## TASK DIRECTIONS:
Locate every line that holds the string "资料性附录" and copy it.

## MATERIAL SUPPLIED:
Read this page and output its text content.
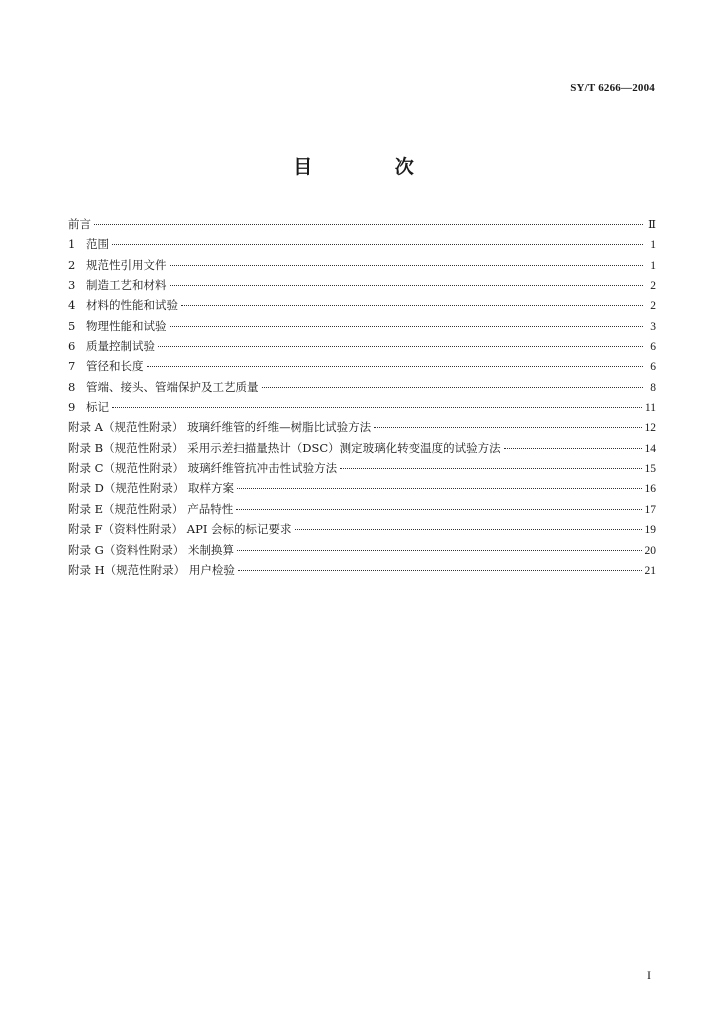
SY/T 6266—2004
目 次
前言	Ⅱ
1 范围	1
2 规范性引用文件	1
3 制造工艺和材料	2
4 材料的性能和试验	2
5 物理性能和试验	3
6 质量控制试验	6
7 管径和长度	6
8 管端、接头、管端保护及工艺质量	8
9 标记	11
附录 A（规范性附录） 玻璃纤维管的纤维—树脂比试验方法	12
附录 B（规范性附录） 采用示差扫描量热计（DSC）测定玻璃化转变温度的试验方法	14
附录 C（规范性附录） 玻璃纤维管抗冲击性试验方法	15
附录 D（规范性附录） 取样方案	16
附录 E（规范性附录） 产品特性	17
附录 F（资料性附录） API 会标的标记要求	19
附录 G（资料性附录） 米制换算	20
附录 H（规范性附录） 用户检验	21
I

## TASK SOLUTION:
附录 F（资料性附录） API 会标的标记要求	19
附录 G（资料性附录） 米制换算	20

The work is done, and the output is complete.